* Provided records:
— Start —
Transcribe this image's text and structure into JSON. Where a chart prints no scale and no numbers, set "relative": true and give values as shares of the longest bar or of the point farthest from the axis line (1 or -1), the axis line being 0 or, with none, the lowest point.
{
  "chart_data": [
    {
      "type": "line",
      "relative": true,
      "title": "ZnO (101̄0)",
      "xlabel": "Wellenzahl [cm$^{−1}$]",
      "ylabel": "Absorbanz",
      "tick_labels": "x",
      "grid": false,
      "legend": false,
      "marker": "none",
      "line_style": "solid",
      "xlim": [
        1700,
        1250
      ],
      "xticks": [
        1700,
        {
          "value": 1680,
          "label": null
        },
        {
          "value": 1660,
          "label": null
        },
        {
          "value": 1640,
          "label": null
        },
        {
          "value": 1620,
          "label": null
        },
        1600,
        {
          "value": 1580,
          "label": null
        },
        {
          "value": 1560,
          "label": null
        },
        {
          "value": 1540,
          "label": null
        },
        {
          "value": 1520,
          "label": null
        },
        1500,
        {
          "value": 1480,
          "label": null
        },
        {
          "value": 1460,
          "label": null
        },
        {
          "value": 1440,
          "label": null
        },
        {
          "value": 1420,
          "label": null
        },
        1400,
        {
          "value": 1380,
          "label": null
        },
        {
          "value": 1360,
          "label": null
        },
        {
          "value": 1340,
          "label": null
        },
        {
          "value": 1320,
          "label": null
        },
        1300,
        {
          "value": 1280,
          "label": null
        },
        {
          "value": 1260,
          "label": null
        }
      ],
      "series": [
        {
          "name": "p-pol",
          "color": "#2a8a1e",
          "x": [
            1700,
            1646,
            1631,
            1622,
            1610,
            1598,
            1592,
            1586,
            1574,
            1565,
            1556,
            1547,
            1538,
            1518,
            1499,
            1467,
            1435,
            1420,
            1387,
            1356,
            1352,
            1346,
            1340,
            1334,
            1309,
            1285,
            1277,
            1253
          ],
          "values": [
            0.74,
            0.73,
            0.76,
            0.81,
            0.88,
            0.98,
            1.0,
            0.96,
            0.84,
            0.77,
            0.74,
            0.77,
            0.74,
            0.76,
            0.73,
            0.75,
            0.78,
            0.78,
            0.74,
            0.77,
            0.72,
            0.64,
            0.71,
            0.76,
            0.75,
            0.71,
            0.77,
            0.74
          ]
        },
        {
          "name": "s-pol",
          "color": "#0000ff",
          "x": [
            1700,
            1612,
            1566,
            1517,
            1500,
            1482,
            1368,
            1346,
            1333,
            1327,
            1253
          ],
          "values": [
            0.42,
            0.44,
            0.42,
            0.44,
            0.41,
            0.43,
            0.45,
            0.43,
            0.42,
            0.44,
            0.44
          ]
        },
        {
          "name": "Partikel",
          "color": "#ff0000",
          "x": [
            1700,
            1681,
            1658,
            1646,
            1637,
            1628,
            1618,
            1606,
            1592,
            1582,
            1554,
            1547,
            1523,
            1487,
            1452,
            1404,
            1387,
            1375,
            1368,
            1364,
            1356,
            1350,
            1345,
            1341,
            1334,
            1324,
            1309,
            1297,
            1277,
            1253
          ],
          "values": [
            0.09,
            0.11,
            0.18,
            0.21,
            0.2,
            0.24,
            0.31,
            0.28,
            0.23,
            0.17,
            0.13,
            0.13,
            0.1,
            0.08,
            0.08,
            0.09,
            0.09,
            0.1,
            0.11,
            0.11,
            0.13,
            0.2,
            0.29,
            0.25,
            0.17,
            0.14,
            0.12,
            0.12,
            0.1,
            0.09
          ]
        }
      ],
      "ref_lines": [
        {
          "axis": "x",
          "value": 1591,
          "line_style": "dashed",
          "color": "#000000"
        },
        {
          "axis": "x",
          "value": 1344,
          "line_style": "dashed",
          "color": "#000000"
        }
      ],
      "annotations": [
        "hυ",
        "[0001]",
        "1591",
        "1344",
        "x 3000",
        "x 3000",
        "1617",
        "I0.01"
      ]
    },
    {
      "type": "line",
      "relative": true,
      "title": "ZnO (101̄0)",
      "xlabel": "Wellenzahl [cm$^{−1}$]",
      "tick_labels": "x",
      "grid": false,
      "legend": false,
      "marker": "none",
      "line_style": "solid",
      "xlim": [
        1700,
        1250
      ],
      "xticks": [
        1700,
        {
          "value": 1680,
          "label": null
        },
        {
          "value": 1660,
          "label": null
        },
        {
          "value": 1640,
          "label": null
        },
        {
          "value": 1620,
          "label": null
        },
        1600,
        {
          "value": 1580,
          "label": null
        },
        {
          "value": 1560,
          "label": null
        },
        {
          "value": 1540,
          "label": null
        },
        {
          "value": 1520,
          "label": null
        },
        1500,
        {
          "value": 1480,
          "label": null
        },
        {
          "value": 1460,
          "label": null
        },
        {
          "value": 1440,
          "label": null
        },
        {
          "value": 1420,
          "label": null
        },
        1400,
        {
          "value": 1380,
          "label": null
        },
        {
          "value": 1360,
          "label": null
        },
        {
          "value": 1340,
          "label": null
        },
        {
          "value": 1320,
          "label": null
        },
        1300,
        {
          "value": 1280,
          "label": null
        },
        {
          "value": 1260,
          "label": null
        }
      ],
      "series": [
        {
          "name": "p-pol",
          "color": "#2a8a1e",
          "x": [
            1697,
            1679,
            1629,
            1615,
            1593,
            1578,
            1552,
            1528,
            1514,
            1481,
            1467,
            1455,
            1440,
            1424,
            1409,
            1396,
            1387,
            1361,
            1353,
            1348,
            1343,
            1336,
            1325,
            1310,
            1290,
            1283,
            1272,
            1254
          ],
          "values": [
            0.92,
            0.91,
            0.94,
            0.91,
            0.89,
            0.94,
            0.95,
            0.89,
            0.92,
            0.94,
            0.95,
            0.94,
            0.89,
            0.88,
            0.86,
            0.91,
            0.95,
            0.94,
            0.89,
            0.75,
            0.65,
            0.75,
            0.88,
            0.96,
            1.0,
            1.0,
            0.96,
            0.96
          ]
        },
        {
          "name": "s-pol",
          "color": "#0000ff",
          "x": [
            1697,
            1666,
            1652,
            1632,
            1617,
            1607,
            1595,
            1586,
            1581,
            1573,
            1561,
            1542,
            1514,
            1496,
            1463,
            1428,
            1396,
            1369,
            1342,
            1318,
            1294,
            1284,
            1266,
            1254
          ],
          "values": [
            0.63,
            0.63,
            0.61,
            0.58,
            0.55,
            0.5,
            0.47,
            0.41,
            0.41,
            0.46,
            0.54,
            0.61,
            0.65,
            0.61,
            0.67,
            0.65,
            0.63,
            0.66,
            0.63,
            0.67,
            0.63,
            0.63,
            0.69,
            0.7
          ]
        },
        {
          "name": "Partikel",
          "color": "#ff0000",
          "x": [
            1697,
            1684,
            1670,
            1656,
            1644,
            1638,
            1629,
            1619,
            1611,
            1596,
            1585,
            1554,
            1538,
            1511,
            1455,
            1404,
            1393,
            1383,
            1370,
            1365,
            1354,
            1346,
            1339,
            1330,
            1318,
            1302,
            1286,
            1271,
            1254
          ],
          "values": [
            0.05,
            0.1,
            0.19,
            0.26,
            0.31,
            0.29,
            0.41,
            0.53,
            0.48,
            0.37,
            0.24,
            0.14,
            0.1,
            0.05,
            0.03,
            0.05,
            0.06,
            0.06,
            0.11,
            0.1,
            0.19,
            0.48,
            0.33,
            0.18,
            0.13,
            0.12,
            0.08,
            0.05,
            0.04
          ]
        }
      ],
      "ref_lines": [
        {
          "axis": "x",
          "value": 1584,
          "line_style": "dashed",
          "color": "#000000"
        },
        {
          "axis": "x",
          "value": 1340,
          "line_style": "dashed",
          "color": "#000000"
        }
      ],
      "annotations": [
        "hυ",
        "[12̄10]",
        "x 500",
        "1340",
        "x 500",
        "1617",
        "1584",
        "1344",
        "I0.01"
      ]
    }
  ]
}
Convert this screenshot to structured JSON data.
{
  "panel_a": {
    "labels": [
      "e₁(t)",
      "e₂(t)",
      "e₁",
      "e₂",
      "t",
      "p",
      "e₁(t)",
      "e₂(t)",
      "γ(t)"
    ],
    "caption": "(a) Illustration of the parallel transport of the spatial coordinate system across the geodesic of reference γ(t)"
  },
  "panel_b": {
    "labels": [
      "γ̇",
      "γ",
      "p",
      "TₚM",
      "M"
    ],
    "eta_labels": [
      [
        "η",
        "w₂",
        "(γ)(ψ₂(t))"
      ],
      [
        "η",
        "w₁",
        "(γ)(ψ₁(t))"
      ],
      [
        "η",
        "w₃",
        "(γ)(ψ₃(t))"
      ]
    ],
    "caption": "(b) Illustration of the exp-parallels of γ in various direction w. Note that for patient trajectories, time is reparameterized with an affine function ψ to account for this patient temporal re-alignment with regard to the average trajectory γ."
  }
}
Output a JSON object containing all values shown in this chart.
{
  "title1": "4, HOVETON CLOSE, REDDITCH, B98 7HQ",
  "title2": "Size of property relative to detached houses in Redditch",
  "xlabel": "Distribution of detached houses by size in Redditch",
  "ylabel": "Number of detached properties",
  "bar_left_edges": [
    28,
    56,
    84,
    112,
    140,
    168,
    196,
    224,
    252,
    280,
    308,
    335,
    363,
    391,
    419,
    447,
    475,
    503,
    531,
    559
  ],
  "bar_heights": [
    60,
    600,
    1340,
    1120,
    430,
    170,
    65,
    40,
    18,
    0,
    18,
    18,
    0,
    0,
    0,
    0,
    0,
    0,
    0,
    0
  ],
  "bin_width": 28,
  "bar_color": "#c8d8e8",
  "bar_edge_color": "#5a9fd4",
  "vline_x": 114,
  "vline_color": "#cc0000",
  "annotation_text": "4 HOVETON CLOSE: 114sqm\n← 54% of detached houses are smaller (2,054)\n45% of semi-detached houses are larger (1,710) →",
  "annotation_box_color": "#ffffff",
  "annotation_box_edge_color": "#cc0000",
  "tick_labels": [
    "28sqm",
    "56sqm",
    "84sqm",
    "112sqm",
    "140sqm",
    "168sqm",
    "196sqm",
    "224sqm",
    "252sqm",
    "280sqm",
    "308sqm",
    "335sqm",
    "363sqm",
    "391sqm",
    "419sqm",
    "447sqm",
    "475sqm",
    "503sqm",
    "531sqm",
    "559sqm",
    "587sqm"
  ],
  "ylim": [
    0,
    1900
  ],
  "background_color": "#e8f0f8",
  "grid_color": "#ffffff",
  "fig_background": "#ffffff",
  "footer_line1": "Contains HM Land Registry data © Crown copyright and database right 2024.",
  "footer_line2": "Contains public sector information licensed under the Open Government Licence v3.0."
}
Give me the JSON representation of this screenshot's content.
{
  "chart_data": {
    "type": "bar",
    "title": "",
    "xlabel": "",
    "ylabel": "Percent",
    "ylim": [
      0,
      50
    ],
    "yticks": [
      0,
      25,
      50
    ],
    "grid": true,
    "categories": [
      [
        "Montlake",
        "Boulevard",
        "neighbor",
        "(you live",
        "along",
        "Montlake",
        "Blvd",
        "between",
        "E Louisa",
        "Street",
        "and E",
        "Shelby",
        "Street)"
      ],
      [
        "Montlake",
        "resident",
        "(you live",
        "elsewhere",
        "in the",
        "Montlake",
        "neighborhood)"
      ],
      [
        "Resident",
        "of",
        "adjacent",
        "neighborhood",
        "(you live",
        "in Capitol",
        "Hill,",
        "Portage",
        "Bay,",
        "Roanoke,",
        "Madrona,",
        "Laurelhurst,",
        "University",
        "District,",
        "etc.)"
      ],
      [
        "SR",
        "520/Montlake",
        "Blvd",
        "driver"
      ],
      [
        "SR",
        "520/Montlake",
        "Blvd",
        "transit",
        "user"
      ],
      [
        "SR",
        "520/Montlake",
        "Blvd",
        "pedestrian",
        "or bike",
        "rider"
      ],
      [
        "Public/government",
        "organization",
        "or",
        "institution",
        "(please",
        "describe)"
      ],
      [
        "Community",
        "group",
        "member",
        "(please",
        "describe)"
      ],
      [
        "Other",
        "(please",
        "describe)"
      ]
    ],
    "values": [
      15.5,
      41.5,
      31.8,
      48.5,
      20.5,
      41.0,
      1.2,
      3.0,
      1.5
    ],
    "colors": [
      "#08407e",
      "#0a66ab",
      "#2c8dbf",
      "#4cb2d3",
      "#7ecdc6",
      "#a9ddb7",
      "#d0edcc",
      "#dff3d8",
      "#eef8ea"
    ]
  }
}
— End —
* Set task:
In the data above, how many lines contain the string "true"? Answer with the number only.

* Solution to this task:
4